**What is needed**
Copy every record word for word.

##### Data for processing #####

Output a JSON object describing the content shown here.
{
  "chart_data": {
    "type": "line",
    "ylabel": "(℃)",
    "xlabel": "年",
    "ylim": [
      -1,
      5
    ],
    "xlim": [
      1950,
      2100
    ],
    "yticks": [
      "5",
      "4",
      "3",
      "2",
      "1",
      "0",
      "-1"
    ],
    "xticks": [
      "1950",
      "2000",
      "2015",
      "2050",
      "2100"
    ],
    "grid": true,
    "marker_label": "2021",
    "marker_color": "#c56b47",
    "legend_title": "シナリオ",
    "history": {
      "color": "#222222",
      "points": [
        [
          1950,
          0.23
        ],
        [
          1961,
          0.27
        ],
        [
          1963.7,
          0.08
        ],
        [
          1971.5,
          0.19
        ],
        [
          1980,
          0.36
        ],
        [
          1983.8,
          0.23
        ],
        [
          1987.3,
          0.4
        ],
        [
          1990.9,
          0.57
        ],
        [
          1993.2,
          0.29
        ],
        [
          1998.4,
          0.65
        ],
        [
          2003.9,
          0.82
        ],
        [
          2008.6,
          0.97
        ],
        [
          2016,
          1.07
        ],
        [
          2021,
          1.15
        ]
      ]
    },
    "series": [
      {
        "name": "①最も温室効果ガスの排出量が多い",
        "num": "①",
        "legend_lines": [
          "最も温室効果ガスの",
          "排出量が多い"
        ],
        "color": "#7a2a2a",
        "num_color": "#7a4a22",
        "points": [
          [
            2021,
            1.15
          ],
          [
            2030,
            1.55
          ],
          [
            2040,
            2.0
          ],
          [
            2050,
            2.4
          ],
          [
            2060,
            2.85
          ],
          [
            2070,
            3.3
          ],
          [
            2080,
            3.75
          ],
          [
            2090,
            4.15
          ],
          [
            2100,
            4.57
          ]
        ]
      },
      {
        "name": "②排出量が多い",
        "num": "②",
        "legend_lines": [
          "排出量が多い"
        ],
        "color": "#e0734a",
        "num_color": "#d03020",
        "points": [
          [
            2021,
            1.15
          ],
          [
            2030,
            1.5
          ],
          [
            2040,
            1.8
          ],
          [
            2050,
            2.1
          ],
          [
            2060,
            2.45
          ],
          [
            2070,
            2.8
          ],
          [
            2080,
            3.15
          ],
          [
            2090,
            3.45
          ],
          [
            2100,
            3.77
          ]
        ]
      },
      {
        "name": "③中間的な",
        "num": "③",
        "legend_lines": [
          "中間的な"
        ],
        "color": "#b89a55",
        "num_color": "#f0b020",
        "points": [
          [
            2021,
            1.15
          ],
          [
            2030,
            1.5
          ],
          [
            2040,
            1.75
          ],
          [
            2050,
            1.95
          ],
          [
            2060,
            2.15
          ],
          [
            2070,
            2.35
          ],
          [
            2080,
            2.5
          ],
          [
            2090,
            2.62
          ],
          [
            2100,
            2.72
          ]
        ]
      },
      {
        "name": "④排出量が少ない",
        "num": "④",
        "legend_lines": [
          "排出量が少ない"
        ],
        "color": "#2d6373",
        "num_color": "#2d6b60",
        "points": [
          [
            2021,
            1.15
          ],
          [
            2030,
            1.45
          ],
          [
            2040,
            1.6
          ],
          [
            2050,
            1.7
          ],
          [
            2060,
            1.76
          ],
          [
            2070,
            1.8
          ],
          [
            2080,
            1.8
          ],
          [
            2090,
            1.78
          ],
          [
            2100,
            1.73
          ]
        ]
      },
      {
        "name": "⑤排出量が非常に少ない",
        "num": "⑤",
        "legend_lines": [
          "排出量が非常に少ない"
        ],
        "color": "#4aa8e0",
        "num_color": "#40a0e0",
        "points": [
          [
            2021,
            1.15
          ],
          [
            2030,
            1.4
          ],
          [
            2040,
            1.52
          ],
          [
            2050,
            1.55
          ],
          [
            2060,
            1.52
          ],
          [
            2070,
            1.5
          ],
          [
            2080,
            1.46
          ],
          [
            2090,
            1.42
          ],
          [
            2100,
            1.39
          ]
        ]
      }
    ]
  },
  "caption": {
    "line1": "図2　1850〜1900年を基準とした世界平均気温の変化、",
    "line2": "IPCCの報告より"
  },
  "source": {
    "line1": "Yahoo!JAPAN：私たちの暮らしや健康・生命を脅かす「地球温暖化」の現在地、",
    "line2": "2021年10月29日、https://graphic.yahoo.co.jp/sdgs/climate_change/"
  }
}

#####

**Reply to the task**
Output a JSON object describing the content shown here.
{
  "chart_data": {
    "type": "line",
    "ylabel": "(℃)",
    "xlabel": "年",
    "ylim": [
      -1,
      5
    ],
    "xlim": [
      1950,
      2100
    ],
    "yticks": [
      "5",
      "4",
      "3",
      "2",
      "1",
      "0",
      "-1"
    ],
    "xticks": [
      "1950",
      "2000",
      "2015",
      "2050",
      "2100"
    ],
    "grid": true,
    "marker_label": "2021",
    "marker_color": "#c56b47",
    "legend_title": "シナリオ",
    "history": {
      "color": "#222222",
      "points": [
        [
          1950,
          0.23
        ],
        [
          1961,
          0.27
        ],
        [
          1963.7,
          0.08
        ],
        [
          1971.5,
          0.19
        ],
        [
          1980,
          0.36
        ],
        [
          1983.8,
          0.23
        ],
        [
          1987.3,
          0.4
        ],
        [
          1990.9,
          0.57
        ],
        [
          1993.2,
          0.29
        ],
        [
          1998.4,
          0.65
        ],
        [
          2003.9,
          0.82
        ],
        [
          2008.6,
          0.97
        ],
        [
          2016,
          1.07
        ],
        [
          2021,
          1.15
        ]
      ]
    },
    "series": [
      {
        "name": "①最も温室効果ガスの排出量が多い",
        "num": "①",
        "legend_lines": [
          "最も温室効果ガスの",
          "排出量が多い"
        ],
        "color": "#7a2a2a",
        "num_color": "#7a4a22",
        "points": [
          [
            2021,
            1.15
          ],
          [
            2030,
            1.55
          ],
          [
            2040,
            2.0
          ],
          [
            2050,
            2.4
          ],
          [
            2060,
            2.85
          ],
          [
            2070,
            3.3
          ],
          [
            2080,
            3.75
          ],
          [
            2090,
            4.15
          ],
          [
            2100,
            4.57
          ]
        ]
      },
      {
        "name": "②排出量が多い",
        "num": "②",
        "legend_lines": [
          "排出量が多い"
        ],
        "color": "#e0734a",
        "num_color": "#d03020",
        "points": [
          [
            2021,
            1.15
          ],
          [
            2030,
            1.5
          ],
          [
            2040,
            1.8
          ],
          [
            2050,
            2.1
          ],
          [
            2060,
            2.45
          ],
          [
            2070,
            2.8
          ],
          [
            2080,
            3.15
          ],
          [
            2090,
            3.45
          ],
          [
            2100,
            3.77
          ]
        ]
      },
      {
        "name": "③中間的な",
        "num": "③",
        "legend_lines": [
          "中間的な"
        ],
        "color": "#b89a55",
        "num_color": "#f0b020",
        "points": [
          [
            2021,
            1.15
          ],
          [
            2030,
            1.5
          ],
          [
            2040,
            1.75
          ],
          [
            2050,
            1.95
          ],
          [
            2060,
            2.15
          ],
          [
            2070,
            2.35
          ],
          [
            2080,
            2.5
          ],
          [
            2090,
            2.62
          ],
          [
            2100,
            2.72
          ]
        ]
      },
      {
        "name": "④排出量が少ない",
        "num": "④",
        "legend_lines": [
          "排出量が少ない"
        ],
        "color": "#2d6373",
        "num_color": "#2d6b60",
        "points": [
          [
            2021,
            1.15
          ],
          [
            2030,
            1.45
          ],
          [
            2040,
            1.6
          ],
          [
            2050,
            1.7
          ],
          [
            2060,
            1.76
          ],
          [
            2070,
            1.8
          ],
          [
            2080,
            1.8
          ],
          [
            2090,
            1.78
          ],
          [
            2100,
            1.73
          ]
        ]
      },
      {
        "name": "⑤排出量が非常に少ない",
        "num": "⑤",
        "legend_lines": [
          "排出量が非常に少ない"
        ],
        "color": "#4aa8e0",
        "num_color": "#40a0e0",
        "points": [
          [
            2021,
            1.15
          ],
          [
            2030,
            1.4
          ],
          [
            2040,
            1.52
          ],
          [
            2050,
            1.55
          ],
          [
            2060,
            1.52
          ],
          [
            2070,
            1.5
          ],
          [
            2080,
            1.46
          ],
          [
            2090,
            1.42
          ],
          [
            2100,
            1.39
          ]
        ]
      }
    ]
  },
  "caption": {
    "line1": "図2　1850〜1900年を基準とした世界平均気温の変化、",
    "line2": "IPCCの報告より"
  },
  "source": {
    "line1": "Yahoo!JAPAN：私たちの暮らしや健康・生命を脅かす「地球温暖化」の現在地、",
    "line2": "2021年10月29日、https://graphic.yahoo.co.jp/sdgs/climate_change/"
  }
}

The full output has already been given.